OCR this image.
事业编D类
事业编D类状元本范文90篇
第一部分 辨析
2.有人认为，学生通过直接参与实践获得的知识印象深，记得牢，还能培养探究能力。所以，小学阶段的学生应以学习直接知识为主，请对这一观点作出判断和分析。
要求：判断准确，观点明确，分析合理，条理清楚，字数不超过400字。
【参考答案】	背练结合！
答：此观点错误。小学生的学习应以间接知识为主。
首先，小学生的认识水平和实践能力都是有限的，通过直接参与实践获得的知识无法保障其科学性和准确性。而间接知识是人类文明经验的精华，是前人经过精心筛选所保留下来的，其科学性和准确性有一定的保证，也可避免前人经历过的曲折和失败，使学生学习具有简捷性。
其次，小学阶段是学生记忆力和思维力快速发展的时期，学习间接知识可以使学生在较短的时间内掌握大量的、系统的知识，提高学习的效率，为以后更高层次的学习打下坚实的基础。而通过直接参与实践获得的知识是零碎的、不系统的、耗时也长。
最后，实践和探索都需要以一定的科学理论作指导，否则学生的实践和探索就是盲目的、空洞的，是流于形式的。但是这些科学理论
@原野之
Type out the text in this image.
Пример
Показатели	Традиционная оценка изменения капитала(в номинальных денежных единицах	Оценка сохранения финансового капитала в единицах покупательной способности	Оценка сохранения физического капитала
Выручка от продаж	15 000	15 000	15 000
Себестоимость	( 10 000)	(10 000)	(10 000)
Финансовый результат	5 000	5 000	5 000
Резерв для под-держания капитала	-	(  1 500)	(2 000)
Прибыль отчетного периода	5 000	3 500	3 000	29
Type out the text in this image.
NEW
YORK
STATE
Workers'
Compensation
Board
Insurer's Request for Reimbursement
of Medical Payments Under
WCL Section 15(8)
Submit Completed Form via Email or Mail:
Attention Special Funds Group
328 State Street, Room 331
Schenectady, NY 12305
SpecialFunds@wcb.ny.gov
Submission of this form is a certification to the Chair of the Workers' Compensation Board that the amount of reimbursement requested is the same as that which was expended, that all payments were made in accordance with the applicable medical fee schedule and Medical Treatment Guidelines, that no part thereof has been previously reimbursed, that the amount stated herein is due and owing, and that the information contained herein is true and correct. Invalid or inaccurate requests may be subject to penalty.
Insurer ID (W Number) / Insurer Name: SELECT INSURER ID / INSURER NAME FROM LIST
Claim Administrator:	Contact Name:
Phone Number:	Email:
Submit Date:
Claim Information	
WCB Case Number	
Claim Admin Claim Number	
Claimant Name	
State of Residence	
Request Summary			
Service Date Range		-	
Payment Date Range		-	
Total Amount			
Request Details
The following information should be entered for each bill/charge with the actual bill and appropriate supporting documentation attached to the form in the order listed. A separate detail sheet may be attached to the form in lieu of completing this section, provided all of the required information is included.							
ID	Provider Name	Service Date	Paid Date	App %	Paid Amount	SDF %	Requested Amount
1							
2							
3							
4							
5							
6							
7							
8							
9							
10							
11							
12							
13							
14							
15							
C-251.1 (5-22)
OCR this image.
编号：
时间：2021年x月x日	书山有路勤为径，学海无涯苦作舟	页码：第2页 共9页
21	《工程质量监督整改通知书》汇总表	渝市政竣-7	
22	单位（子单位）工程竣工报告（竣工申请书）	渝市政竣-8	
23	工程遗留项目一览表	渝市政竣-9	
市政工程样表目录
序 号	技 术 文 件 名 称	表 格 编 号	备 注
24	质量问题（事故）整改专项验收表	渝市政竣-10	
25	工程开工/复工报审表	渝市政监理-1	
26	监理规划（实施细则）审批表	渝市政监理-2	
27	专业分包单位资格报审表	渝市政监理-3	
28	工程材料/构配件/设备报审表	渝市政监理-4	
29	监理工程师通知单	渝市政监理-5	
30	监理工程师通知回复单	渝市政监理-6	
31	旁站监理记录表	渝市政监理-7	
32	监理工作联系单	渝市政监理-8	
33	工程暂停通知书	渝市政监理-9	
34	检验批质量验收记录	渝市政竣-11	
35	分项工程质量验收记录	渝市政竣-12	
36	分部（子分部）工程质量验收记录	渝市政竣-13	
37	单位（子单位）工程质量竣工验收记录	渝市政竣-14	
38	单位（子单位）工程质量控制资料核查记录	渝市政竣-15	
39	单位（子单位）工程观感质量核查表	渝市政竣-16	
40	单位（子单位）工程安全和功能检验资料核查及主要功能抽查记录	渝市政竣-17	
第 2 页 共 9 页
◇ ◇ ◇ ◇ ◇ ◇ ◇
* [WHAT NEEDS TO BE DONE]: Return each line that includes "Submit".

* [SOLUTION FOR THIS EXERCISE]:
Submit Completed Form via Email or Mail:
Submit Date:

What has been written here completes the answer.